What you should do → Translate this sentence from the thread about The Long Boom below into Spanish: "That said, 9/11 feels like the inflection point where the US “long national nightmare of peace and prosperity” (to quote the Onion) ended."

Text section: Begin

Wired 1997 07 OCR : Free Download, Borrow, and Streaming : Internet Archive

Wired 1997 07 OCR

Internet Archive
@ThisWeekInThe90s suprised to see the pushback in 6, like 9/11 and subsequent response didn’t shake the works massively for the worse.
@ThisWeekInThe90s @arthurwyatt September 11 2001 is the point at which The Long Boom turned into The Long Siege
@acb @ThisWeekInThe90s “that end of history you thought you were having? Guess again”

@acb @ThisWeekInThe90s @arthurwyatt Other events I’d say killed ‘The Long Boom’ were the 1997 Asian Financial Crisis, the Dot Com crash, and the Global Financial Crisis/Great Recession.

That said, 9/11 feels like the inflection point where the US “long national nightmare of peace and prosperity” (to quote the Onion) ended.

@ThisWeekInThe90s

Today: oh no! Everything is awful because these things no one could have predicted.

Text section: End
Extracted entries: Begin

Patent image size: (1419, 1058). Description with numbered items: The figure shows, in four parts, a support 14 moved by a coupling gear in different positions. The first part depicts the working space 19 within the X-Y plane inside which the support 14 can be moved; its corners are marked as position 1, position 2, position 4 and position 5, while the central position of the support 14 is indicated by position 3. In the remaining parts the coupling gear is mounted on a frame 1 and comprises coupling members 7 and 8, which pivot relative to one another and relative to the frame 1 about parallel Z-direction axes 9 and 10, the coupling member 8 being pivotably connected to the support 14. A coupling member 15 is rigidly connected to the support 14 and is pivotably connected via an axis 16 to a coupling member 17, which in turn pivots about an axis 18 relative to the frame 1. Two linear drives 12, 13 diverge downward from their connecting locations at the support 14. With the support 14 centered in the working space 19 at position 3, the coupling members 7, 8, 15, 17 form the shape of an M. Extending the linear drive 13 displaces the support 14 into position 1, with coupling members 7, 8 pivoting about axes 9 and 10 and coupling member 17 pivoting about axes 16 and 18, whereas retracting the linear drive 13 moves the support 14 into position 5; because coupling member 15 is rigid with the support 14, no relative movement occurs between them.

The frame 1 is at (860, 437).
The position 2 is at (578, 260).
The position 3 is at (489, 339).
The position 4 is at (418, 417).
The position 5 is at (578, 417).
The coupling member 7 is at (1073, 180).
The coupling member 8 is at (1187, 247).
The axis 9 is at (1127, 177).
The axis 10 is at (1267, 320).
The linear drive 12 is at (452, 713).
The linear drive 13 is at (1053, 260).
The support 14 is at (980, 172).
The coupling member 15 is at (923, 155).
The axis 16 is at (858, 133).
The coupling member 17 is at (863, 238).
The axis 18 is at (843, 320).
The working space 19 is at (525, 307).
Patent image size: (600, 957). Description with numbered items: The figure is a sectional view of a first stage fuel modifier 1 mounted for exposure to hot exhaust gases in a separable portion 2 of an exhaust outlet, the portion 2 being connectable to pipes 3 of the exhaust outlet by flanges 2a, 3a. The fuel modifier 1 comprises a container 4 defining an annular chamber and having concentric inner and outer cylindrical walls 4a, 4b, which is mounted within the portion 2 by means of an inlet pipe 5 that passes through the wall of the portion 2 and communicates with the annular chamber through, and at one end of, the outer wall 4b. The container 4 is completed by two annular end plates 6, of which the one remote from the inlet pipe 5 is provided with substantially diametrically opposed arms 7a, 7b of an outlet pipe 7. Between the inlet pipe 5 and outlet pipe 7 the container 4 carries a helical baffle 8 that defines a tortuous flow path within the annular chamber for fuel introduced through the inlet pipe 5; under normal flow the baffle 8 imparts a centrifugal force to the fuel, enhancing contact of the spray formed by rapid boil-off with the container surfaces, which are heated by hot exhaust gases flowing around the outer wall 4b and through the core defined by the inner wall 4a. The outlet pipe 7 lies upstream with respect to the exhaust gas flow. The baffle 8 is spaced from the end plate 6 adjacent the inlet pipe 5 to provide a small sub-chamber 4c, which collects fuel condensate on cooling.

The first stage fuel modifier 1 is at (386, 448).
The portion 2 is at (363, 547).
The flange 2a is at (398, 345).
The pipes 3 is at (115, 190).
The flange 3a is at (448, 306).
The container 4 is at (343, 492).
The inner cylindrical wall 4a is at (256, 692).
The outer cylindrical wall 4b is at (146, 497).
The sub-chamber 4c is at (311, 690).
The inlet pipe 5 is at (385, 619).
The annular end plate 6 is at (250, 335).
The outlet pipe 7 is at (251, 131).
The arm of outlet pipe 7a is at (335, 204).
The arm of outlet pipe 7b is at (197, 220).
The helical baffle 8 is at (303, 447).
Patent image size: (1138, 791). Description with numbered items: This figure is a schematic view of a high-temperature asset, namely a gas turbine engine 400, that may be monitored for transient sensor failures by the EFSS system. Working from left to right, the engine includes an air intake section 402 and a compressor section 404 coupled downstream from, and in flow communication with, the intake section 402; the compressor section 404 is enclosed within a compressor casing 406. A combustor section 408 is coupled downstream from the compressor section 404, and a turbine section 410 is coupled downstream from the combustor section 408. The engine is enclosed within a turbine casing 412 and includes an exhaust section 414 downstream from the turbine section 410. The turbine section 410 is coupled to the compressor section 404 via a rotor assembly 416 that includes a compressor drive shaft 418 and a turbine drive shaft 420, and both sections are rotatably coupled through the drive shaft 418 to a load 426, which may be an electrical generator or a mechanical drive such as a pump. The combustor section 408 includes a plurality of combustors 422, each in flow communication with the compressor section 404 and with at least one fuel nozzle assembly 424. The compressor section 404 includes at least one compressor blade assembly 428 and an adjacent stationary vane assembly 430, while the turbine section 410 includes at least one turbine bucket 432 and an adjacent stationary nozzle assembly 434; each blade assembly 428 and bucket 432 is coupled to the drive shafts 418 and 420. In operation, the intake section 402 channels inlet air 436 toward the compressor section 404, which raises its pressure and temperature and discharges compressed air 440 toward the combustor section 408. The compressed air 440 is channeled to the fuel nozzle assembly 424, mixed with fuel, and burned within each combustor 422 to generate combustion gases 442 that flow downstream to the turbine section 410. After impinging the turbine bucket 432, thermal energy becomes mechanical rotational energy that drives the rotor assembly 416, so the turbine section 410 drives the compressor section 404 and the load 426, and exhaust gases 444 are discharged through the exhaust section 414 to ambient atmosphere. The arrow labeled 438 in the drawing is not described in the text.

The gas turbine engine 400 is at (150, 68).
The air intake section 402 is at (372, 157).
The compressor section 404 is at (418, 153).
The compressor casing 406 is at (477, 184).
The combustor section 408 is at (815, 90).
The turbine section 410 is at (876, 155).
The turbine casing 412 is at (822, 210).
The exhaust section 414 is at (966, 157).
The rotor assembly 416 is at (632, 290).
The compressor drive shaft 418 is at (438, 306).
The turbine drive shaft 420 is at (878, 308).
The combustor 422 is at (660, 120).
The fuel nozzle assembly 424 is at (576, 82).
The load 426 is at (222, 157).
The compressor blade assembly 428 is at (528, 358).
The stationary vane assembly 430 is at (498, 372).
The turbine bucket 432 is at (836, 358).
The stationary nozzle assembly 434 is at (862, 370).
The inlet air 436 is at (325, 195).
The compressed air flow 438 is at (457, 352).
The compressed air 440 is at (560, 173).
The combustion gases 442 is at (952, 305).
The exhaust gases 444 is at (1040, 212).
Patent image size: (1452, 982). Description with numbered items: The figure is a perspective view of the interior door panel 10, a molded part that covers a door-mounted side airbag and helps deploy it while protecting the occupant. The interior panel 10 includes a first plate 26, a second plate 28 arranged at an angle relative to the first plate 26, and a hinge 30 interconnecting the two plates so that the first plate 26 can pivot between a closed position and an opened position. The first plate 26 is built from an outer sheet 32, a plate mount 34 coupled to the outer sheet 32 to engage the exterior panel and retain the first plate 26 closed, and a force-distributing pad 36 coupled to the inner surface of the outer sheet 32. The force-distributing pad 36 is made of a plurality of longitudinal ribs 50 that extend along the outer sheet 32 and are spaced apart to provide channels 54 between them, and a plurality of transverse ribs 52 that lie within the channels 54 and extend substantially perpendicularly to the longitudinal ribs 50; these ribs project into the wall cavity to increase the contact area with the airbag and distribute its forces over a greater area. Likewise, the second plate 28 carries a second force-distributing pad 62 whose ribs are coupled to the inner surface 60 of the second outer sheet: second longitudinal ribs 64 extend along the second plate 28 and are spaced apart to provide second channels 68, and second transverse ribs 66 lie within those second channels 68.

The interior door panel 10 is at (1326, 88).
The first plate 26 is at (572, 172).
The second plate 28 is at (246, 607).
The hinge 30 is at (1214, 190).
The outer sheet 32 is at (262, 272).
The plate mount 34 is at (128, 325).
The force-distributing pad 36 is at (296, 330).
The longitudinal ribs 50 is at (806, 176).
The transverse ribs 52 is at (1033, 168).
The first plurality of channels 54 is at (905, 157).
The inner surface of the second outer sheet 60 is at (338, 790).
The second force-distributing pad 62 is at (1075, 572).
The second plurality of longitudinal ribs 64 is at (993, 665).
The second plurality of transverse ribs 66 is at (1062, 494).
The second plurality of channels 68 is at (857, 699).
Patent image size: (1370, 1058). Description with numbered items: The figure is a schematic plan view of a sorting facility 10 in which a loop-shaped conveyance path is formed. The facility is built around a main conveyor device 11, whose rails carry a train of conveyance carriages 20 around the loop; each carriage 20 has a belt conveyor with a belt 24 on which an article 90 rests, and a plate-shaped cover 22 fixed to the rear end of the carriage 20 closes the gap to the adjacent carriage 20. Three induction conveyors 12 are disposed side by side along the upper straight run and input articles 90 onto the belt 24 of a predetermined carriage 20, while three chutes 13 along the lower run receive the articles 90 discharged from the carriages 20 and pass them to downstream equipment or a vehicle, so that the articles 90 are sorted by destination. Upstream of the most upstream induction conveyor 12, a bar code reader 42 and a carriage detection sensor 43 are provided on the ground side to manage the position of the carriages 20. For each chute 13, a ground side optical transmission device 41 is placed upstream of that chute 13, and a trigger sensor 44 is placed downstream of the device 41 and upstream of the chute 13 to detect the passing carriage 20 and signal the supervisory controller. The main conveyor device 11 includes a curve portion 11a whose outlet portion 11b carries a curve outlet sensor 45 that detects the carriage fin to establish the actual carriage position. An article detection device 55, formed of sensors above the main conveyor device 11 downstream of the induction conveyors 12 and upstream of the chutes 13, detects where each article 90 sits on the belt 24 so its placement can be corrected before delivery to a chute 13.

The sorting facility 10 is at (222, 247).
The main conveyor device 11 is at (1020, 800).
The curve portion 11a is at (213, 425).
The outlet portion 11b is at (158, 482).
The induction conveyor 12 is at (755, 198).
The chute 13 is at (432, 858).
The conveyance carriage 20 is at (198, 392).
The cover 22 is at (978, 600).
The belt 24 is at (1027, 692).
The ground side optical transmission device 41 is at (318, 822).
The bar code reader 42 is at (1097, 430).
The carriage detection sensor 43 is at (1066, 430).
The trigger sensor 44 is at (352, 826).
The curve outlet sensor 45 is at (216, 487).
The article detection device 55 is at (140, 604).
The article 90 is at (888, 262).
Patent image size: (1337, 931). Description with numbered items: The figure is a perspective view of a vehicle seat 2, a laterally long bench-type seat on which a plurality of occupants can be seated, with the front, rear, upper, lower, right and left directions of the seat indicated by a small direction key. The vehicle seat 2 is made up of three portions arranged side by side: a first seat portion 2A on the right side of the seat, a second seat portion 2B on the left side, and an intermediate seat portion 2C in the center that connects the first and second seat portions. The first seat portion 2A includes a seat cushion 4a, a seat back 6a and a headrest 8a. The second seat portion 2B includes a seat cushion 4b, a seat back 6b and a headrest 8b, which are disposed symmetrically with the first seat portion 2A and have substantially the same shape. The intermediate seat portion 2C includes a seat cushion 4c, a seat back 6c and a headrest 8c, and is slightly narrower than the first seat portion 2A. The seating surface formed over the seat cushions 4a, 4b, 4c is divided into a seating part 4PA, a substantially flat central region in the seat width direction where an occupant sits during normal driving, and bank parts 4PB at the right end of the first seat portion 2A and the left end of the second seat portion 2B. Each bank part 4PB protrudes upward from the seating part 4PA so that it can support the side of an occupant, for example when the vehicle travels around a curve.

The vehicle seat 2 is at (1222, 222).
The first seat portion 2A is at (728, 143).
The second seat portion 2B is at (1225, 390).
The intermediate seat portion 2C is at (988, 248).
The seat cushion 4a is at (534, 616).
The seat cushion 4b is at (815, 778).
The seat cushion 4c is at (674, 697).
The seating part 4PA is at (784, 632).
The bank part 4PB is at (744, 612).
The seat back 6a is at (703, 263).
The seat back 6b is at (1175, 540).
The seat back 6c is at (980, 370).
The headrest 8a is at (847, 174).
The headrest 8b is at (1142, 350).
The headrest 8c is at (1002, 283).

Extracted entries: End

Solution for this exercise → Dicho esto, el 11-S parece el punto de inflexión en el que terminó la «larga pesadilla nacional de paz y prosperidad» (por citar a The Onion) de EE. UU.